● **Problem description**:
Rewrite all the rows that follow as a numbered list with no blank lines between items, and leave the pictures out of your answer.

● **Given data**:
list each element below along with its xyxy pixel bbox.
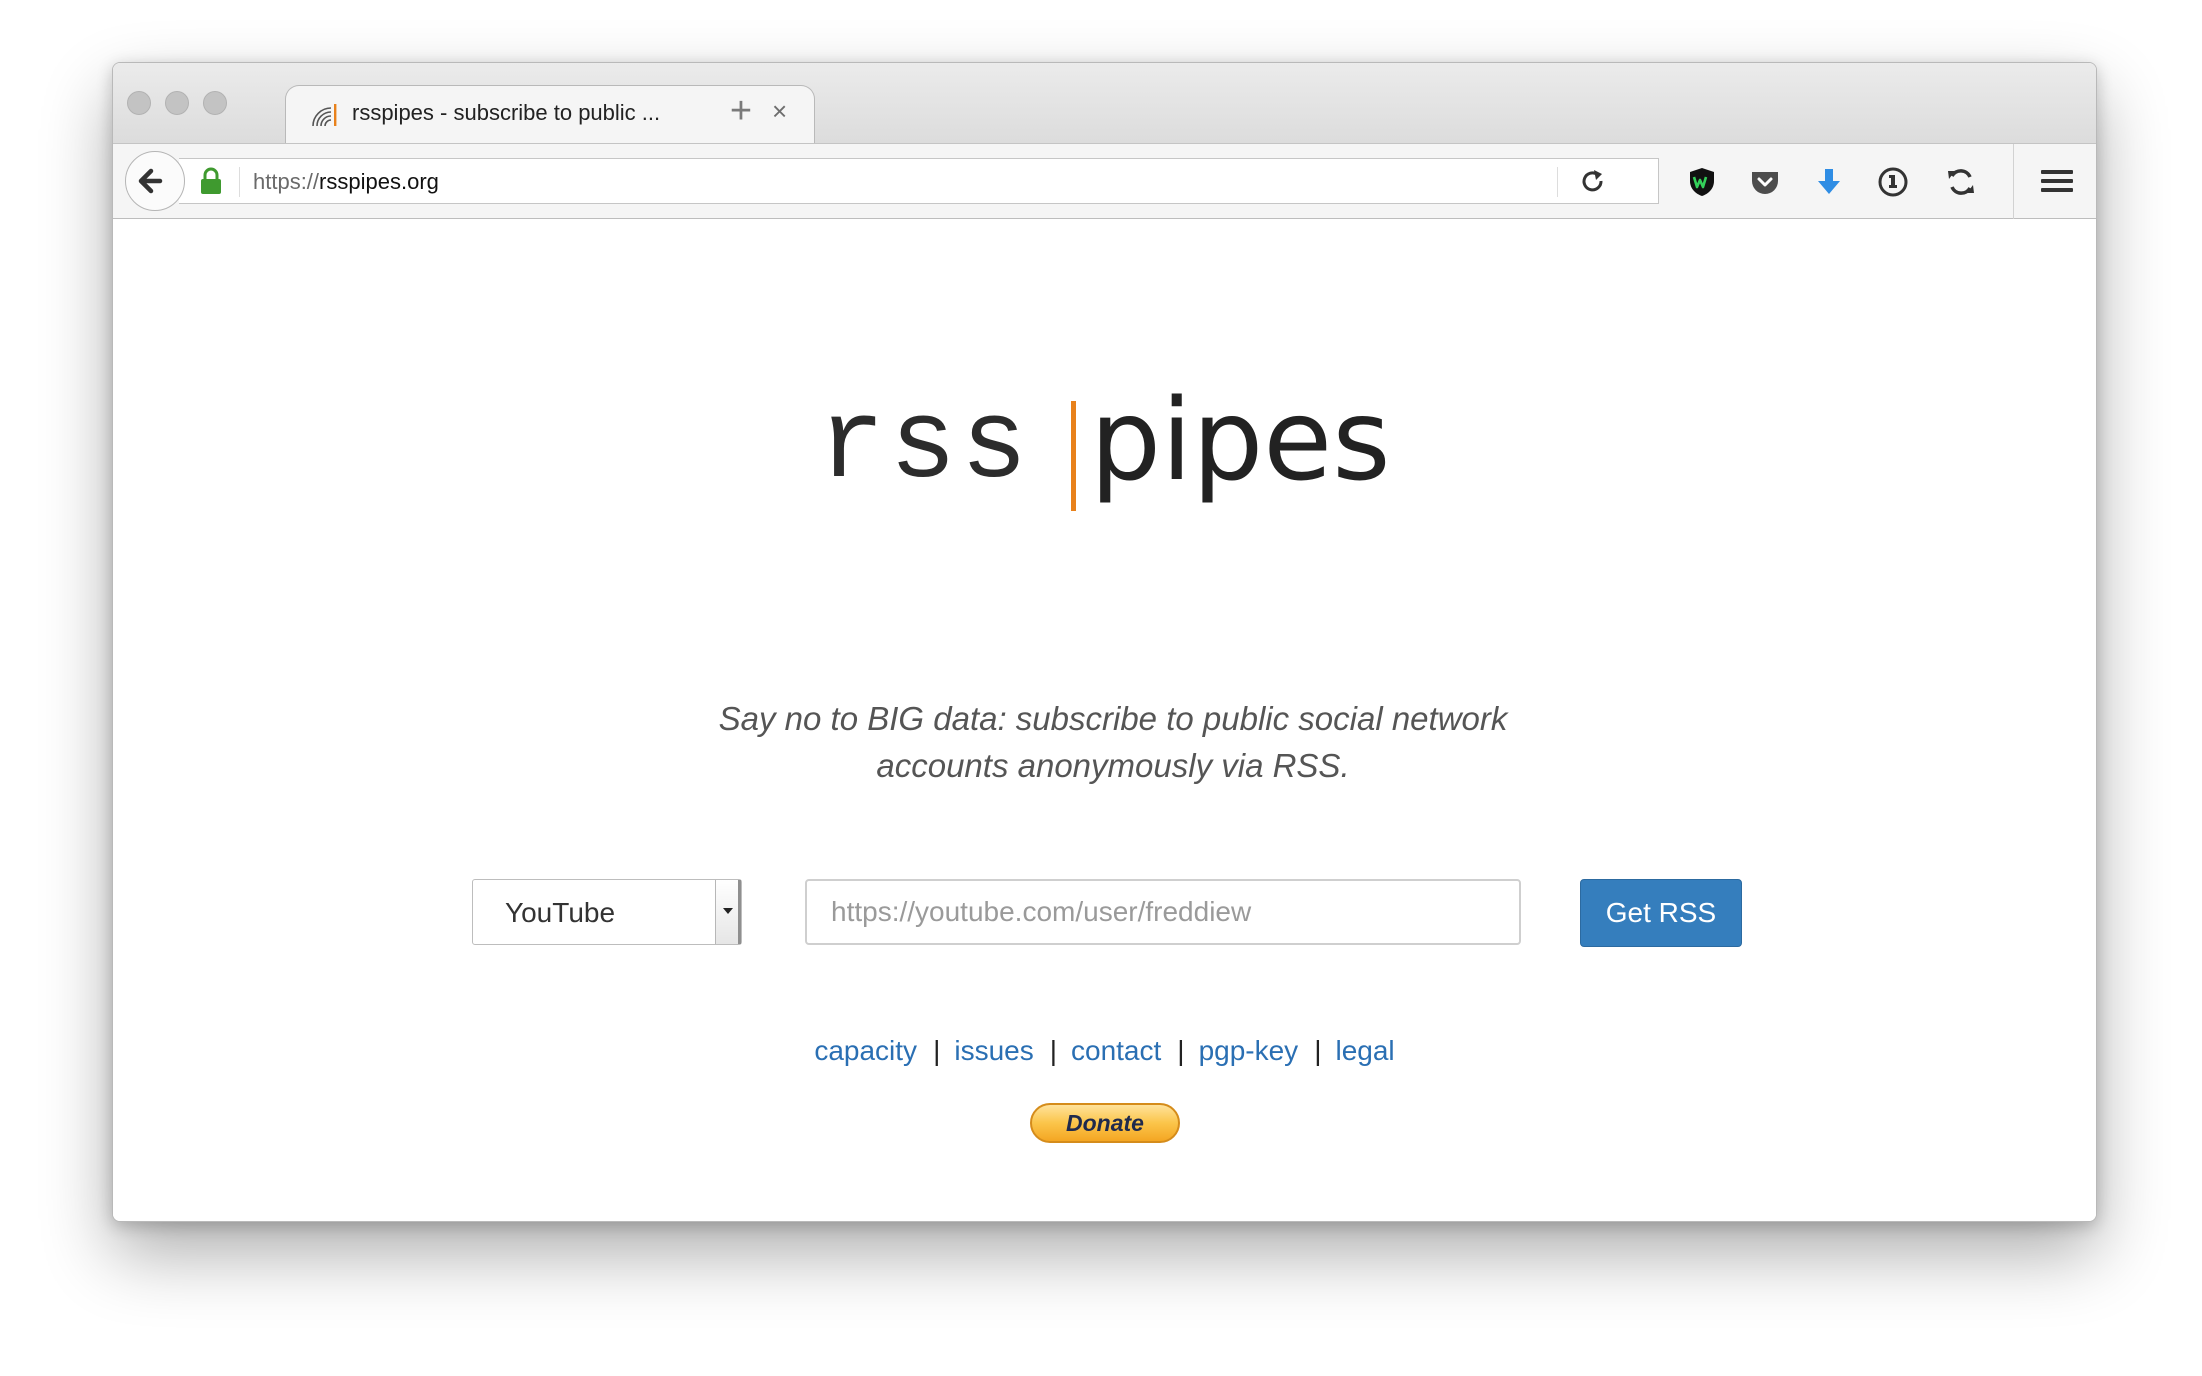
toolbar-divider: [2013, 144, 2014, 219]
page-content: rss pipes Say no to BIG data: subscribe …: [113, 219, 2096, 1221]
donate-button[interactable]: Donate: [1030, 1103, 1180, 1143]
logo-pipes-text: pipes: [1090, 376, 1391, 506]
address-bar-divider: [239, 167, 240, 197]
logo-rss-text: rss: [818, 383, 1032, 510]
sync-icon[interactable]: [1945, 166, 1977, 198]
pocket-icon[interactable]: [1749, 166, 1781, 198]
footer-separator: |: [933, 1035, 941, 1066]
navigation-toolbar: https://rsspipes.org: [113, 143, 2096, 219]
browser-window: rsspipes - subscribe to public ... × + h…: [112, 62, 2097, 1222]
tab-strip: rsspipes - subscribe to public ... × +: [113, 63, 2096, 145]
logo-divider-bar: [1071, 401, 1076, 511]
reload-divider: [1557, 167, 1558, 197]
tagline-line-2: accounts anonymously via RSS.: [876, 747, 1350, 784]
address-bar[interactable]: https://rsspipes.org: [179, 158, 1659, 204]
hamburger-menu-icon[interactable]: [2041, 167, 2073, 195]
back-arrow-icon: [138, 168, 163, 194]
footer-separator: |: [1177, 1035, 1185, 1066]
url-host: rsspipes.org: [319, 169, 439, 194]
footer-separator: |: [1314, 1035, 1322, 1066]
tab-close-icon[interactable]: ×: [772, 96, 787, 127]
footer-link-contact[interactable]: contact: [1071, 1035, 1161, 1066]
footer-links: capacity | issues | contact | pgp-key | legal: [113, 1035, 2096, 1067]
get-rss-button[interactable]: Get RSS: [1580, 879, 1742, 947]
shield-extension-icon[interactable]: [1686, 166, 1718, 198]
tagline: Say no to BIG data: subscribe to public …: [663, 695, 1563, 789]
address-url[interactable]: https://rsspipes.org: [253, 169, 439, 195]
footer-separator: |: [1049, 1035, 1057, 1066]
minimize-window-button[interactable]: [165, 91, 189, 115]
password-manager-icon[interactable]: [1877, 166, 1909, 198]
service-selected-value: YouTube: [505, 897, 616, 928]
lock-icon[interactable]: [199, 167, 223, 195]
url-scheme: https://: [253, 169, 320, 194]
close-window-button[interactable]: [127, 91, 151, 115]
footer-link-pgp-key[interactable]: pgp-key: [1199, 1035, 1299, 1066]
chevron-down-icon[interactable]: [715, 880, 741, 944]
tagline-line-1: Say no to BIG data: subscribe to public …: [718, 700, 1508, 737]
rss-feed-icon: [312, 104, 337, 127]
reload-icon[interactable]: [1579, 168, 1607, 196]
footer-link-legal[interactable]: legal: [1335, 1035, 1394, 1066]
tab-title: rsspipes - subscribe to public ...: [352, 100, 661, 125]
account-url-input[interactable]: [805, 879, 1521, 945]
footer-link-capacity[interactable]: capacity: [814, 1035, 917, 1066]
back-button[interactable]: [125, 151, 185, 211]
zoom-window-button[interactable]: [203, 91, 227, 115]
new-tab-button[interactable]: +: [719, 89, 763, 133]
footer-link-issues[interactable]: issues: [954, 1035, 1033, 1066]
download-icon[interactable]: [1813, 166, 1845, 198]
service-select[interactable]: YouTube: [472, 879, 742, 945]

● **Expected answer**:
1. list each element below along with its xyxy pixel bbox.
2. toolbar-divider: [2013, 144, 2014, 219]
3. page-content: rss pipes Say no to BIG data: subscribe …: [113, 219, 2096, 1221]
4. donate-button[interactable]: Donate: [1030, 1103, 1180, 1143]
5. logo-pipes-text: pipes: [1090, 376, 1391, 506]
6. address-bar-divider: [239, 167, 240, 197]
7. logo-rss-text: rss: [818, 383, 1032, 510]
8. sync-icon[interactable]: [1945, 166, 1977, 198]
9. pocket-icon[interactable]: [1749, 166, 1781, 198]
10. footer-separator: |: [933, 1035, 941, 1066]
11. navigation-toolbar: https://rsspipes.org: [113, 143, 2096, 219]
12. browser-window: rsspipes - subscribe to public ... × + h…: [112, 62, 2097, 1222]
13. tab-strip: rsspipes - subscribe to public ... × +: [113, 63, 2096, 145]
14. logo-divider-bar: [1071, 401, 1076, 511]
15. reload-divider: [1557, 167, 1558, 197]
16. tagline-line-2: accounts anonymously via RSS.: [876, 747, 1350, 784]
17. address-bar[interactable]: https://rsspipes.org: [179, 158, 1659, 204]
18. hamburger-menu-icon[interactable]: [2041, 167, 2073, 195]
19. back-arrow-icon: [138, 168, 163, 194]
20. footer-separator: |: [1177, 1035, 1185, 1066]
21. url-host: rsspipes.org: [319, 169, 439, 194]
22. footer-separator: |: [1314, 1035, 1322, 1066]
23. tab-close-icon[interactable]: ×: [772, 96, 787, 127]
24. footer-link-contact[interactable]: contact: [1071, 1035, 1161, 1066]
25. footer-links: capacity | issues | contact | pgp-key | legal: [113, 1035, 2096, 1067]
26. get-rss-button[interactable]: Get RSS: [1580, 879, 1742, 947]
27. shield-extension-icon[interactable]: [1686, 166, 1718, 198]
28. tagline: Say no to BIG data: subscribe to public …: [663, 695, 1563, 789]
29. address-url[interactable]: https://rsspipes.org: [253, 169, 439, 195]
30. footer-separator: |: [1049, 1035, 1057, 1066]
31. minimize-window-button[interactable]: [165, 91, 189, 115]
32. password-manager-icon[interactable]: [1877, 166, 1909, 198]
33. service-selected-value: YouTube: [505, 897, 616, 928]
34. lock-icon[interactable]: [199, 167, 223, 195]
35. url-scheme: https://: [253, 169, 320, 194]
36. close-window-button[interactable]: [127, 91, 151, 115]
37. footer-link-pgp-key[interactable]: pgp-key: [1199, 1035, 1299, 1066]
38. chevron-down-icon[interactable]: [715, 880, 741, 944]
39. tagline-line-1: Say no to BIG data: subscribe to public …: [718, 700, 1508, 737]
40. rss-feed-icon: [312, 104, 337, 127]
41. reload-icon[interactable]: [1579, 168, 1607, 196]
42. footer-link-legal[interactable]: legal: [1335, 1035, 1394, 1066]
43. tab-title: rsspipes - subscribe to public ...: [352, 100, 661, 125]
44. account-url-input[interactable]: [805, 879, 1521, 945]
45. footer-link-capacity[interactable]: capacity: [814, 1035, 917, 1066]
46. back-button[interactable]: [125, 151, 185, 211]
47. zoom-window-button[interactable]: [203, 91, 227, 115]
48. new-tab-button[interactable]: +: [719, 89, 763, 133]
49. footer-link-issues[interactable]: issues: [954, 1035, 1033, 1066]
50. download-icon[interactable]: [1813, 166, 1845, 198]
51. service-select[interactable]: YouTube: [472, 879, 742, 945]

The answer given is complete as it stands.